## INSTRUCTIONS FOR THE TASK
Copy every entry precisely.

Excerpt from a dataset:
(begin)
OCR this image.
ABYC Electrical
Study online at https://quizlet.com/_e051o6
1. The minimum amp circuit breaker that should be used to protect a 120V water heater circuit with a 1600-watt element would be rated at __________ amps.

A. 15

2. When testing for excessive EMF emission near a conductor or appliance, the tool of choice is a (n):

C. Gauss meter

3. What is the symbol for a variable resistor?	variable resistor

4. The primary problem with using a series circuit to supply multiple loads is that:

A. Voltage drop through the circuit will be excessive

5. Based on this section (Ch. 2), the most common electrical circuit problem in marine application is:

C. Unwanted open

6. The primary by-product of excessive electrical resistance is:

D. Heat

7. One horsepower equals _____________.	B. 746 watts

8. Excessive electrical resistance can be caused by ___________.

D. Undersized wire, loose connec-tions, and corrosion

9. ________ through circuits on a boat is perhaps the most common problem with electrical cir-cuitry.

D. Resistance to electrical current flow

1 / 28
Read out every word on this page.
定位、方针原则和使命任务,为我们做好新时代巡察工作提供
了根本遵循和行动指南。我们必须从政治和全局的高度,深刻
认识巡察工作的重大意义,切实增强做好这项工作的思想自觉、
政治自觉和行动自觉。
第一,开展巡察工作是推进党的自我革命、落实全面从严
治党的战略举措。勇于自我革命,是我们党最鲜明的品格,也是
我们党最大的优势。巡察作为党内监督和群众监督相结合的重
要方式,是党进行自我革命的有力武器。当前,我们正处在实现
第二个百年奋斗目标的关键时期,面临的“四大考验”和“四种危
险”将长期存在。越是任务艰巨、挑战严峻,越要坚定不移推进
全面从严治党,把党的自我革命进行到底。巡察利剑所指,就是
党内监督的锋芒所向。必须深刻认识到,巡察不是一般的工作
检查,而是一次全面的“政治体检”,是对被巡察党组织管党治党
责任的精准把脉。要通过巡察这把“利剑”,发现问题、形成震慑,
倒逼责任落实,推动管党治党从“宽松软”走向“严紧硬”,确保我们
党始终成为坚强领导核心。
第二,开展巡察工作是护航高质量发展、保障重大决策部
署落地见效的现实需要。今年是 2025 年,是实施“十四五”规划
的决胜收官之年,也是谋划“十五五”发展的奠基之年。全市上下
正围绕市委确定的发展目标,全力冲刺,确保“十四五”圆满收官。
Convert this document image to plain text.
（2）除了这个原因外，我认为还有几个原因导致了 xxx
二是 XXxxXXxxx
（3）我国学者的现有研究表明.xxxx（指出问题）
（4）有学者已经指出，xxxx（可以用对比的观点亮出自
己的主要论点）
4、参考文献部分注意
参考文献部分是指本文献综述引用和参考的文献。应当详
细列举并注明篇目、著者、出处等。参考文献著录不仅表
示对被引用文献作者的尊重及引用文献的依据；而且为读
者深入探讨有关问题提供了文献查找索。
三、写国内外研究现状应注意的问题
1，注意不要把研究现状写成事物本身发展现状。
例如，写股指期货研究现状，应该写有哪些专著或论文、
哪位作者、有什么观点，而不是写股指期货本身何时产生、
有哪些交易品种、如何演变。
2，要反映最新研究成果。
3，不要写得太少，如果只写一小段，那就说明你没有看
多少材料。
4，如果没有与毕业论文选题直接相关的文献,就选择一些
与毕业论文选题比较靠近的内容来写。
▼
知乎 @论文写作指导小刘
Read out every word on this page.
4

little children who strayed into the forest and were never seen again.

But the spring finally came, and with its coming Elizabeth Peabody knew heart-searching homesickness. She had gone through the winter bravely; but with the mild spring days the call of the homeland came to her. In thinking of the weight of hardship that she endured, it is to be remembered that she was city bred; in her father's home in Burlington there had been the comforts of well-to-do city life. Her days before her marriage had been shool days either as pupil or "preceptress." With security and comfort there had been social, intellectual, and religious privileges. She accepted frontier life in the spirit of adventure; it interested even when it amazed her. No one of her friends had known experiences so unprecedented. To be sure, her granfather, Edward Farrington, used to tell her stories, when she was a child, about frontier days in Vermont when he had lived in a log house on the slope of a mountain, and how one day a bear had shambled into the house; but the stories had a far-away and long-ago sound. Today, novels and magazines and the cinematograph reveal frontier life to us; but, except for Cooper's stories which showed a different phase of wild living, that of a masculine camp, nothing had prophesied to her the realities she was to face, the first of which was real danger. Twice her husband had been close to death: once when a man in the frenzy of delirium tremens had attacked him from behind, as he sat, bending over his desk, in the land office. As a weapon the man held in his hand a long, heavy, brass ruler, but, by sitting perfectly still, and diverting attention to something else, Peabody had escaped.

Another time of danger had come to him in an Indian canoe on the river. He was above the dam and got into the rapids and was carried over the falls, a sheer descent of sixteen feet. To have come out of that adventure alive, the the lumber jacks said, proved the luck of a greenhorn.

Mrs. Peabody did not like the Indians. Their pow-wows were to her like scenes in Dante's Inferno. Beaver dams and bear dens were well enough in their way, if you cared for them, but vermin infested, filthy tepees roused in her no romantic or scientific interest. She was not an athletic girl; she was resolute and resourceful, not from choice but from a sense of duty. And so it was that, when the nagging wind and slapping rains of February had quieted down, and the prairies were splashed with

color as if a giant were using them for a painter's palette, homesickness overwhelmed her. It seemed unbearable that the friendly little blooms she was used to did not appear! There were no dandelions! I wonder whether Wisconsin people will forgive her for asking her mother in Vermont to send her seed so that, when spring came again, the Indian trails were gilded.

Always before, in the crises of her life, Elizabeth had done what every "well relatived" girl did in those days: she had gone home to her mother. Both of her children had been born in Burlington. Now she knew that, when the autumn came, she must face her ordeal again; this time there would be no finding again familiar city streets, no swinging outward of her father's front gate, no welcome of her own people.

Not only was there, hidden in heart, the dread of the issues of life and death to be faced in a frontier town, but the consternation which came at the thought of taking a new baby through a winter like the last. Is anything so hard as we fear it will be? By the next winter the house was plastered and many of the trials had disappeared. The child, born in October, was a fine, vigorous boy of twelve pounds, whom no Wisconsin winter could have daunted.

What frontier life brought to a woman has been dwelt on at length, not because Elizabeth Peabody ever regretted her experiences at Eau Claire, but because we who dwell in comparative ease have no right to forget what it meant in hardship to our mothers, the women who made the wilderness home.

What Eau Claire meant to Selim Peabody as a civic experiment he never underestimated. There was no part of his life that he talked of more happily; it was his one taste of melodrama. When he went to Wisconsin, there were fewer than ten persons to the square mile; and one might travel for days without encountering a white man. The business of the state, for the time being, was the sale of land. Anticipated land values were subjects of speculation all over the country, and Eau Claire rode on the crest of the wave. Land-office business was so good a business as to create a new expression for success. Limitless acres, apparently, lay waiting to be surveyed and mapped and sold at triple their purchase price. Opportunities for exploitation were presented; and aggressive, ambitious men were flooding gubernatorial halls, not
(end)
## WRITTEN ANSWER
OCR this image.
ABYC Electrical
Study online at https://quizlet.com/_e051o6
1. The minimum amp circuit breaker that should be used to protect a 120V water heater circuit with a 1600-watt element would be rated at __________ amps.

A. 15

2. When testing for excessive EMF emission near a conductor or appliance, the tool of choice is a (n):

C. Gauss meter

3. What is the symbol for a variable resistor?	variable resistor

4. The primary problem with using a series circuit to supply multiple loads is that:

A. Voltage drop through the circuit will be excessive

5. Based on this section (Ch. 2), the most common electrical circuit problem in marine application is:

C. Unwanted open

6. The primary by-product of excessive electrical resistance is:

D. Heat

7. One horsepower equals _____________.	B. 746 watts

8. Excessive electrical resistance can be caused by ___________.

D. Undersized wire, loose connec-tions, and corrosion

9. ________ through circuits on a boat is perhaps the most common problem with electrical cir-cuitry.

D. Resistance to electrical current flow

1 / 28
Read out every word on this page.
定位、方针原则和使命任务,为我们做好新时代巡察工作提供
了根本遵循和行动指南。我们必须从政治和全局的高度,深刻
认识巡察工作的重大意义,切实增强做好这项工作的思想自觉、
政治自觉和行动自觉。
第一,开展巡察工作是推进党的自我革命、落实全面从严
治党的战略举措。勇于自我革命,是我们党最鲜明的品格,也是
我们党最大的优势。巡察作为党内监督和群众监督相结合的重
要方式,是党进行自我革命的有力武器。当前,我们正处在实现
第二个百年奋斗目标的关键时期,面临的“四大考验”和“四种危
险”将长期存在。越是任务艰巨、挑战严峻,越要坚定不移推进
全面从严治党,把党的自我革命进行到底。巡察利剑所指,就是
党内监督的锋芒所向。必须深刻认识到,巡察不是一般的工作
检查,而是一次全面的“政治体检”,是对被巡察党组织管党治党
责任的精准把脉。要通过巡察这把“利剑”,发现问题、形成震慑,
倒逼责任落实,推动管党治党从“宽松软”走向“严紧硬”,确保我们
党始终成为坚强领导核心。
第二,开展巡察工作是护航高质量发展、保障重大决策部
署落地见效的现实需要。今年是 2025 年,是实施“十四五”规划
的决胜收官之年,也是谋划“十五五”发展的奠基之年。全市上下
正围绕市委确定的发展目标,全力冲刺,确保“十四五”圆满收官。
Convert this document image to plain text.
（2）除了这个原因外，我认为还有几个原因导致了 xxx
二是 XXxxXXxxx
（3）我国学者的现有研究表明.xxxx（指出问题）
（4）有学者已经指出，xxxx（可以用对比的观点亮出自
己的主要论点）
4、参考文献部分注意
参考文献部分是指本文献综述引用和参考的文献。应当详
细列举并注明篇目、著者、出处等。参考文献著录不仅表
示对被引用文献作者的尊重及引用文献的依据；而且为读
者深入探讨有关问题提供了文献查找索。
三、写国内外研究现状应注意的问题
1，注意不要把研究现状写成事物本身发展现状。
例如，写股指期货研究现状，应该写有哪些专著或论文、
哪位作者、有什么观点，而不是写股指期货本身何时产生、
有哪些交易品种、如何演变。
2，要反映最新研究成果。
3，不要写得太少，如果只写一小段，那就说明你没有看
多少材料。
4，如果没有与毕业论文选题直接相关的文献,就选择一些
与毕业论文选题比较靠近的内容来写。
▼
知乎 @论文写作指导小刘
Read out every word on this page.
4

little children who strayed into the forest and were never seen again.

But the spring finally came, and with its coming Elizabeth Peabody knew heart-searching homesickness. She had gone through the winter bravely; but with the mild spring days the call of the homeland came to her. In thinking of the weight of hardship that she endured, it is to be remembered that she was city bred; in her father's home in Burlington there had been the comforts of well-to-do city life. Her days before her marriage had been shool days either as pupil or "preceptress." With security and comfort there had been social, intellectual, and religious privileges. She accepted frontier life in the spirit of adventure; it interested even when it amazed her. No one of her friends had known experiences so unprecedented. To be sure, her granfather, Edward Farrington, used to tell her stories, when she was a child, about frontier days in Vermont when he had lived in a log house on the slope of a mountain, and how one day a bear had shambled into the house; but the stories had a far-away and long-ago sound. Today, novels and magazines and the cinematograph reveal frontier life to us; but, except for Cooper's stories which showed a different phase of wild living, that of a masculine camp, nothing had prophesied to her the realities she was to face, the first of which was real danger. Twice her husband had been close to death: once when a man in the frenzy of delirium tremens had attacked him from behind, as he sat, bending over his desk, in the land office. As a weapon the man held in his hand a long, heavy, brass ruler, but, by sitting perfectly still, and diverting attention to something else, Peabody had escaped.

Another time of danger had come to him in an Indian canoe on the river. He was above the dam and got into the rapids and was carried over the falls, a sheer descent of sixteen feet. To have come out of that adventure alive, the the lumber jacks said, proved the luck of a greenhorn.

Mrs. Peabody did not like the Indians. Their pow-wows were to her like scenes in Dante's Inferno. Beaver dams and bear dens were well enough in their way, if you cared for them, but vermin infested, filthy tepees roused in her no romantic or scientific interest. She was not an athletic girl; she was resolute and resourceful, not from choice but from a sense of duty. And so it was that, when the nagging wind and slapping rains of February had quieted down, and the prairies were splashed with

color as if a giant were using them for a painter's palette, homesickness overwhelmed her. It seemed unbearable that the friendly little blooms she was used to did not appear! There were no dandelions! I wonder whether Wisconsin people will forgive her for asking her mother in Vermont to send her seed so that, when spring came again, the Indian trails were gilded.

Always before, in the crises of her life, Elizabeth had done what every "well relatived" girl did in those days: she had gone home to her mother. Both of her children had been born in Burlington. Now she knew that, when the autumn came, she must face her ordeal again; this time there would be no finding again familiar city streets, no swinging outward of her father's front gate, no welcome of her own people.

Not only was there, hidden in heart, the dread of the issues of life and death to be faced in a frontier town, but the consternation which came at the thought of taking a new baby through a winter like the last. Is anything so hard as we fear it will be? By the next winter the house was plastered and many of the trials had disappeared. The child, born in October, was a fine, vigorous boy of twelve pounds, whom no Wisconsin winter could have daunted.

What frontier life brought to a woman has been dwelt on at length, not because Elizabeth Peabody ever regretted her experiences at Eau Claire, but because we who dwell in comparative ease have no right to forget what it meant in hardship to our mothers, the women who made the wilderness home.

What Eau Claire meant to Selim Peabody as a civic experiment he never underestimated. There was no part of his life that he talked of more happily; it was his one taste of melodrama. When he went to Wisconsin, there were fewer than ten persons to the square mile; and one might travel for days without encountering a white man. The business of the state, for the time being, was the sale of land. Anticipated land values were subjects of speculation all over the country, and Eau Claire rode on the crest of the wave. Land-office business was so good a business as to create a new expression for success. Limitless acres, apparently, lay waiting to be surveyed and mapped and sold at triple their purchase price. Opportunities for exploitation were presented; and aggressive, ambitious men were flooding gubernatorial halls, not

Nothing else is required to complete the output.